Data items
───

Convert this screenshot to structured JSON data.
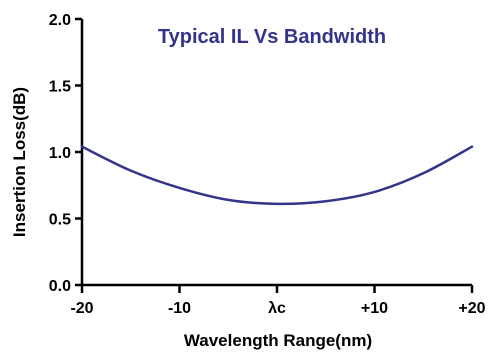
{
  "chart_data": {
    "type": "line",
    "title": "Typical IL Vs Bandwidth",
    "xlabel": "Wavelength Range(nm)",
    "ylabel": "Insertion Loss(dB)",
    "xlim": [
      -20,
      20
    ],
    "ylim": [
      0,
      2.0
    ],
    "x_ticks": [
      {
        "value": -20,
        "label": "-20"
      },
      {
        "value": -10,
        "label": "-10"
      },
      {
        "value": 0,
        "label": "λc"
      },
      {
        "value": 10,
        "label": "+10"
      },
      {
        "value": 20,
        "label": "+20"
      }
    ],
    "y_ticks": [
      {
        "value": 0,
        "label": "0.0"
      },
      {
        "value": 0.5,
        "label": "0.5"
      },
      {
        "value": 1.0,
        "label": "1.0"
      },
      {
        "value": 1.5,
        "label": "1.5"
      },
      {
        "value": 2.0,
        "label": "2.0"
      }
    ],
    "grid": false,
    "series": [
      {
        "color": "#34348a",
        "x": [
          -20,
          -15,
          -10,
          -5,
          0,
          5,
          10,
          15,
          20
        ],
        "y": [
          1.04,
          0.86,
          0.73,
          0.64,
          0.61,
          0.63,
          0.7,
          0.84,
          1.04
        ]
      }
    ],
    "colors": {
      "title": "#34348a",
      "axis": "#000000",
      "text": "#000000"
    }
  }
}
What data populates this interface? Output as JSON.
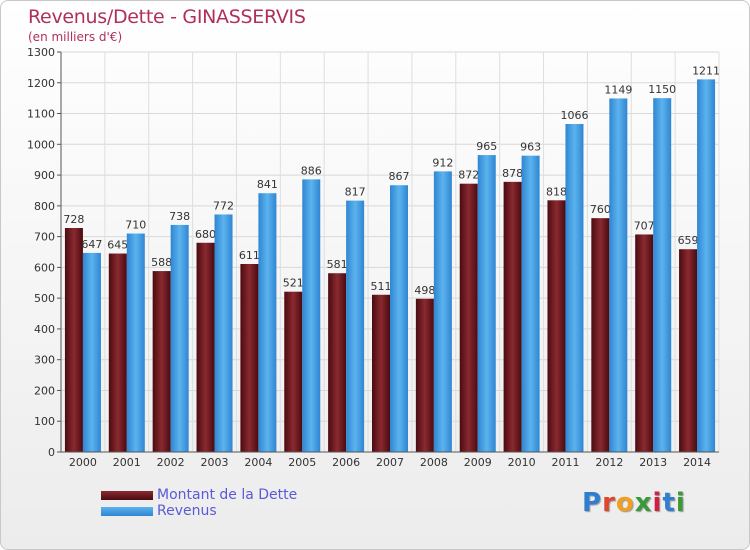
{
  "title": "Revenus/Dette - GINASSERVIS",
  "subtitle": "(en milliers d'€)",
  "brand": {
    "text": "Proxiti"
  },
  "legend": [
    {
      "label": "Montant de la Dette",
      "color": "#6b1a1f"
    },
    {
      "label": "Revenus",
      "color": "#3c9ee6"
    }
  ],
  "colors": {
    "dette_dark": "#4a0b10",
    "dette_light": "#8a2a30",
    "revenus_dark": "#2f86d2",
    "revenus_light": "#5cb3ee",
    "title": "#b0305a",
    "legend_text": "#5a5ad8"
  },
  "chart_data": {
    "type": "bar",
    "title": "Revenus/Dette - GINASSERVIS",
    "ylabel": "(en milliers d'€)",
    "categories": [
      "2000",
      "2001",
      "2002",
      "2003",
      "2004",
      "2005",
      "2006",
      "2007",
      "2008",
      "2009",
      "2010",
      "2011",
      "2012",
      "2013",
      "2014"
    ],
    "series": [
      {
        "name": "Montant de la Dette",
        "values": [
          728,
          645,
          588,
          680,
          611,
          521,
          581,
          511,
          498,
          872,
          878,
          818,
          760,
          707,
          659
        ]
      },
      {
        "name": "Revenus",
        "values": [
          647,
          710,
          738,
          772,
          841,
          886,
          817,
          867,
          912,
          965,
          963,
          1066,
          1149,
          1150,
          1211
        ]
      }
    ],
    "ylim": [
      0,
      1300
    ],
    "yticks": [
      0,
      100,
      200,
      300,
      400,
      500,
      600,
      700,
      800,
      900,
      1000,
      1100,
      1200,
      1300
    ],
    "grid": true,
    "legend_position": "bottom-left"
  }
}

───

_What the exercise asks_
Copy each line holding the word "ylabel" from the listing above.

_Correct output_
    "ylabel": "Insertion Loss(dB)",
    "ylabel": "(en milliers d'€)",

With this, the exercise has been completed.